[Task inputs]
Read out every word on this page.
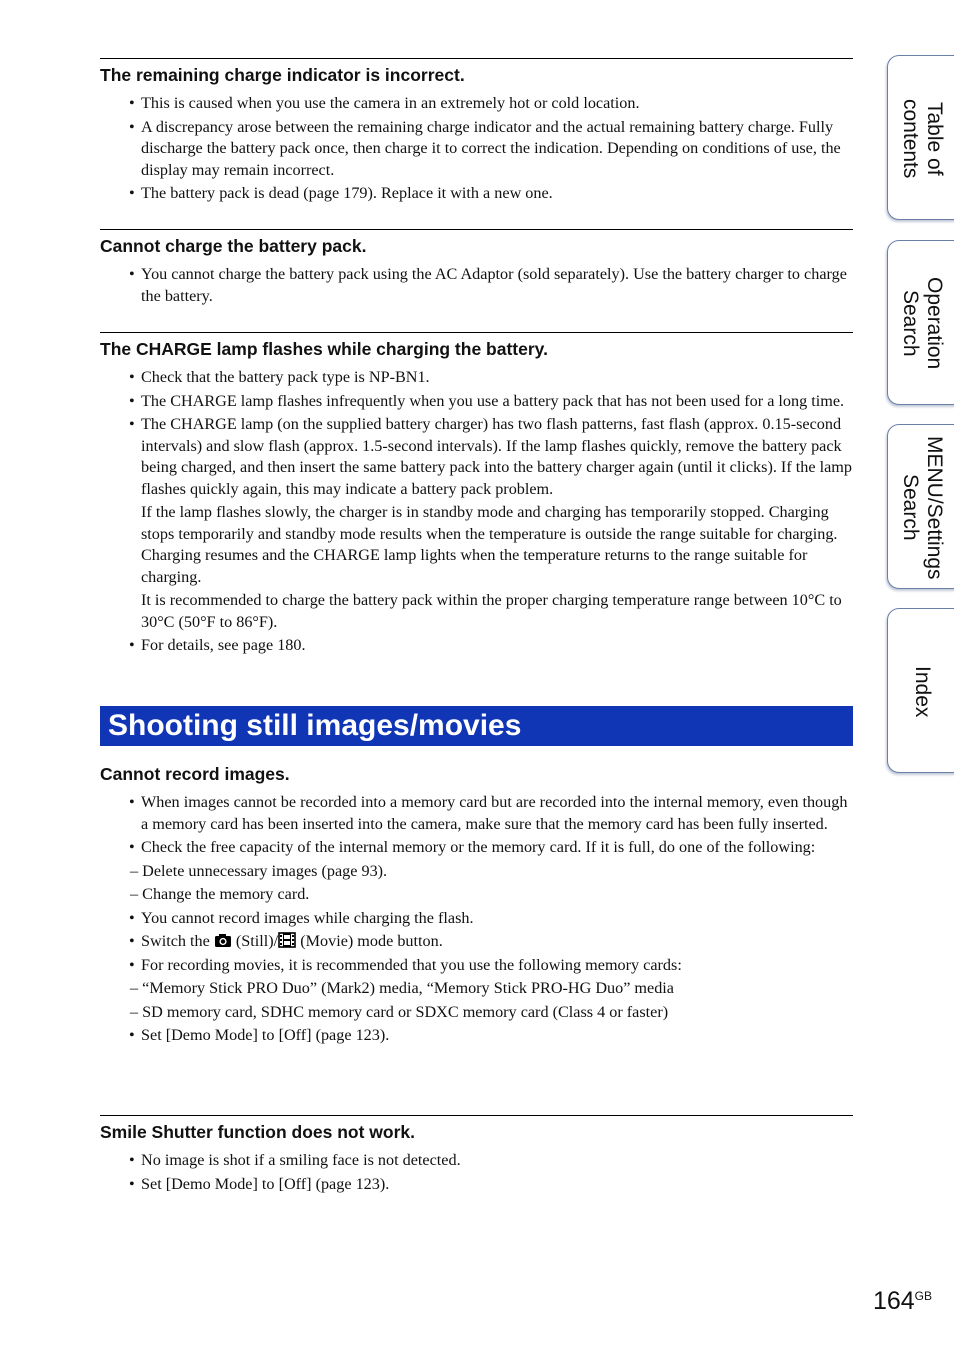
The remaining charge indicator is incorrect.
• This is caused when you use the camera in an extremely hot or cold location.
• A discrepancy arose between the remaining charge indicator and the actual remaining battery charge. Fully discharge the battery pack once, then charge it to correct the indication. Depending on conditions of use, the display may remain incorrect.
• The battery pack is dead (page 179). Replace it with a new one.
Cannot charge the battery pack.
• You cannot charge the battery pack using the AC Adaptor (sold separately). Use the battery charger to charge the battery.
The CHARGE lamp flashes while charging the battery.
• Check that the battery pack type is NP-BN1.
• The CHARGE lamp flashes infrequently when you use a battery pack that has not been used for a long time.
• The CHARGE lamp (on the supplied battery charger) has two flash patterns, fast flash (approx. 0.15-second intervals) and slow flash (approx. 1.5-second intervals). If the lamp flashes quickly, remove the battery pack being charged, and then insert the same battery pack into the battery charger again (until it clicks). If the lamp flashes quickly again, this may indicate a battery pack problem.
If the lamp flashes slowly, the charger is in standby mode and charging has temporarily stopped. Charging stops temporarily and standby mode results when the temperature is outside the range suitable for charging. Charging resumes and the CHARGE lamp lights when the temperature returns to the range suitable for charging.
It is recommended to charge the battery pack within the proper charging temperature range between 10°C to 30°C (50°F to 86°F).
• For details, see page 180.
Cannot record images.
• When images cannot be recorded into a memory card but are recorded into the internal memory, even though a memory card has been inserted into the camera, make sure that the memory card has been fully inserted.
• Check the free capacity of the internal memory or the memory card. If it is full, do one of the following:
– Delete unnecessary images (page 93).
– Change the memory card.
• You cannot record images while charging the flash.
• Switch the (Still)/ (Movie) mode button.
• For recording movies, it is recommended that you use the following memory cards:
– “Memory Stick PRO Duo” (Mark2) media, “Memory Stick PRO-HG Duo” media
– SD memory card, SDHC memory card or SDXC memory card (Class 4 or faster)
• Set [Demo Mode] to [Off] (page 123).
Smile Shutter function does not work.
• No image is shot if a smiling face is not detected.
• Set [Demo Mode] to [Off] (page 123).
Shooting still images/movies
Table of
contents
Operation
Search
MENU/Settings
Search
Index
$164^{GB}$
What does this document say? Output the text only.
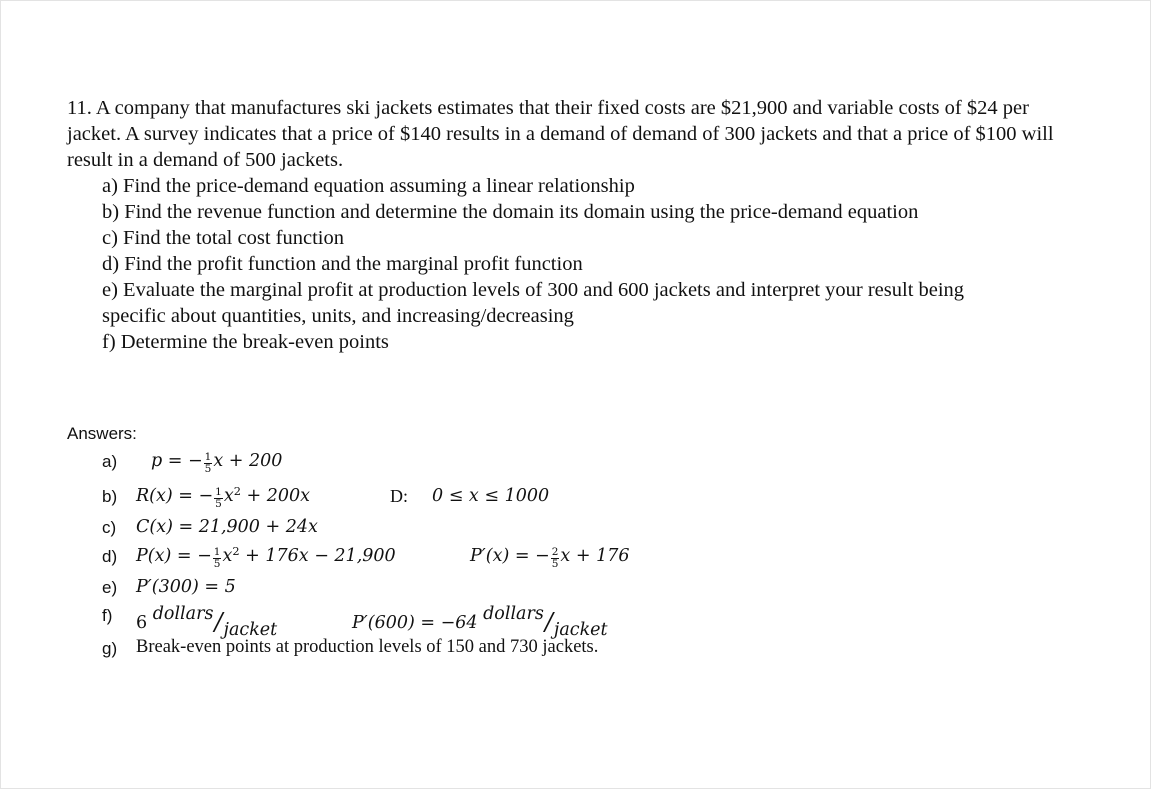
11. A company that manufactures ski jackets estimates that their fixed costs are $21,900 and variable costs of $24 per jacket. A survey indicates that a price of $140 results in a demand of demand of 300 jackets and that a price of $100 will result in a demand of 500 jackets.

a) Find the price-demand equation assuming a linear relationship
b) Find the revenue function and determine the domain its domain using the price-demand equation
c) Find the total cost function
d) Find the profit function and the marginal profit function
e) Evaluate the marginal profit at production levels of 300 and 600 jackets and interpret your result being
specific about quantities, units, and increasing/decreasing
f) Determine the break-even points
Answers:
a) p = − $\frac{1}{5}$ x + 200
b) R(x) = − $\frac{1}{5} x^2 + 200x$	D: 0 ≤ x ≤ 1000
c) C(x) = 21,900 + 24x
d) P(x) = − $\frac{1}{5} x^2 + 176x - 21,900$	P′(x) = − $\frac{2}{5}$ x + 176
e) P′(300) = 5
f) 6 dollars/jacket	P′(600) = −64 dollars/jacket
g) Break-even points at production levels of 150 and 730 jackets.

[Brief] Check each line of the records for "levels" and copy the ones that contain it.

[Result below]
e) Evaluate the marginal profit at production levels of 300 and 600 jackets and interpret your result being
g) Break-even points at production levels of 150 and 730 jackets.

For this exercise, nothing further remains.